* begin Data to process *

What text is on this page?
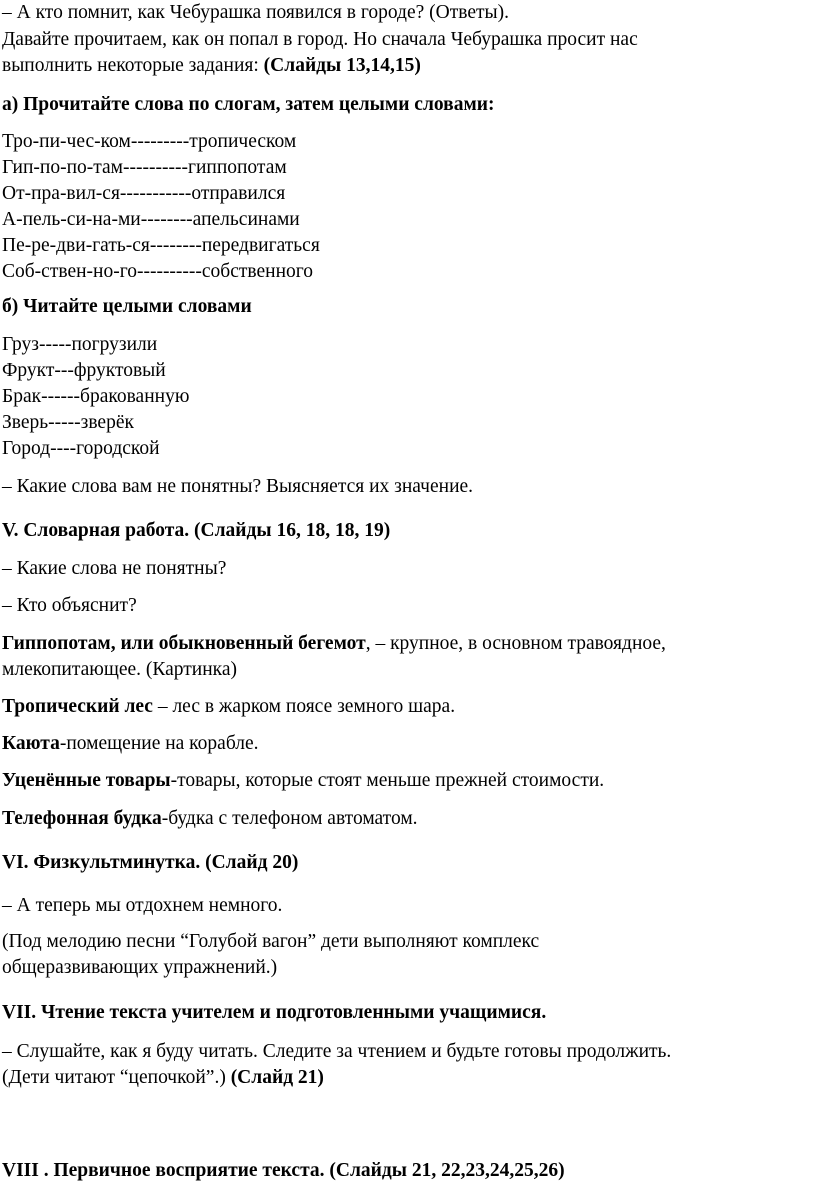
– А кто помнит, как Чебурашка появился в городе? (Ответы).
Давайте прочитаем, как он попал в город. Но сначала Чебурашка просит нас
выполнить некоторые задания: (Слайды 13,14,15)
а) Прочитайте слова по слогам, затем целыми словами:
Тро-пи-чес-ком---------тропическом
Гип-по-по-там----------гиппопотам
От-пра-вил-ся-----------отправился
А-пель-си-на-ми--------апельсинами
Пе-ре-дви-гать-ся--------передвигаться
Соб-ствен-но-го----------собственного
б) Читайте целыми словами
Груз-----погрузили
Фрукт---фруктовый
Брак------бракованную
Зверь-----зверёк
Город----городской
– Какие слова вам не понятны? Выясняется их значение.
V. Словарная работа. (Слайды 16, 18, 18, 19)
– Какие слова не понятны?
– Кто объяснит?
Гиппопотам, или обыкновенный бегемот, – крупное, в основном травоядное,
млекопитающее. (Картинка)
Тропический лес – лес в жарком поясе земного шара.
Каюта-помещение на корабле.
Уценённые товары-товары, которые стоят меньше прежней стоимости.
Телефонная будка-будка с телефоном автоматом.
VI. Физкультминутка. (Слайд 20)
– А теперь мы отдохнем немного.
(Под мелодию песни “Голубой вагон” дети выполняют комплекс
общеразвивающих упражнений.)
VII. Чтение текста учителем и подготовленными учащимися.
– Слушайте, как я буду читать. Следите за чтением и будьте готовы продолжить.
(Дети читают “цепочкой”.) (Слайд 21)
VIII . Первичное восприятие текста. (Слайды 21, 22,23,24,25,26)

* end Data to process *
* begin Data to process *

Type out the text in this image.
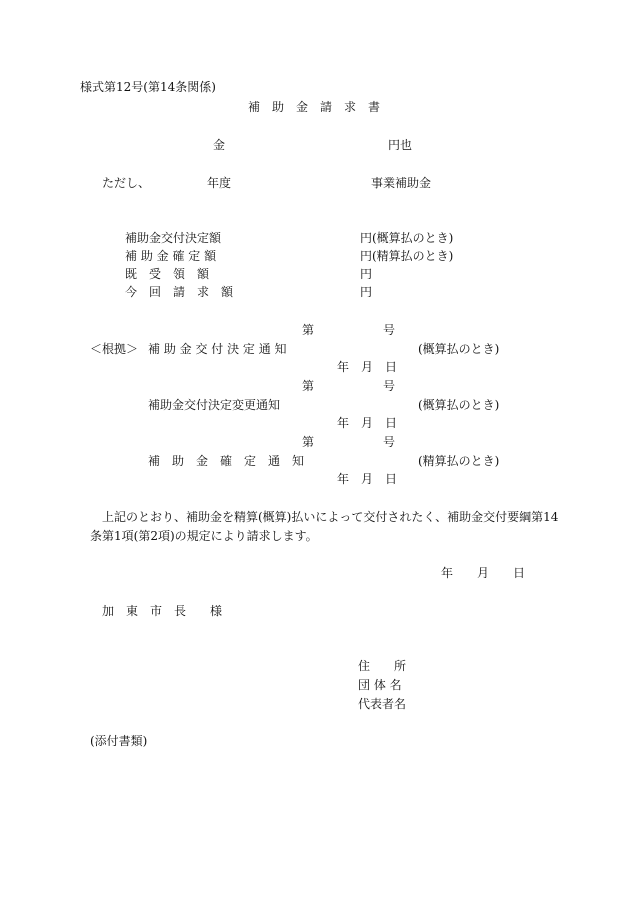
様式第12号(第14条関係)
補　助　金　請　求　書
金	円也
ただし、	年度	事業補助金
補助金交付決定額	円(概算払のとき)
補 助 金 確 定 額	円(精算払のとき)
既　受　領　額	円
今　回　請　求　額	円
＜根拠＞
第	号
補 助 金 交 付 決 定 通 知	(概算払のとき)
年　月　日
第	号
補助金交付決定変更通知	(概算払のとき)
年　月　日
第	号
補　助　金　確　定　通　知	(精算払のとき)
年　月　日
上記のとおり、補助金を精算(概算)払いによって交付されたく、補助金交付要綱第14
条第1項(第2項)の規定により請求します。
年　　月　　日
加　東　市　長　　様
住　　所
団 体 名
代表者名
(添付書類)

* end Data to process *
* begin Data to process *

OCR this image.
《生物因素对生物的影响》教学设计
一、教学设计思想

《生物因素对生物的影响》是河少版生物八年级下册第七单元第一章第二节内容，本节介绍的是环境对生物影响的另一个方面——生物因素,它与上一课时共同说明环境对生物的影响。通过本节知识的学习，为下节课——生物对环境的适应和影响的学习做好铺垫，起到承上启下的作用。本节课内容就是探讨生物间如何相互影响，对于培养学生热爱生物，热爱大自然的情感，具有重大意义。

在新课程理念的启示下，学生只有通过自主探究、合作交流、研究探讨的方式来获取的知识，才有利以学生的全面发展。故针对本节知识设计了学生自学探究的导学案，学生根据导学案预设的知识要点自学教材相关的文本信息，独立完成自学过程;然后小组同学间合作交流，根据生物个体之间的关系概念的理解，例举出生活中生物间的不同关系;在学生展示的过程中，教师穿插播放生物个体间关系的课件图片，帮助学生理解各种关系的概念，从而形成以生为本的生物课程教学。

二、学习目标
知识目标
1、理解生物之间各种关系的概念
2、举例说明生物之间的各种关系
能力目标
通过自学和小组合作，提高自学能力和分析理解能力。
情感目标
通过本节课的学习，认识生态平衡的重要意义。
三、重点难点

* end Data to process *

§ Goal of the exercise
Every line in the data that holds "image" should be copied out.

§ Completed exercise
Type out the text in this image.
OCR this image.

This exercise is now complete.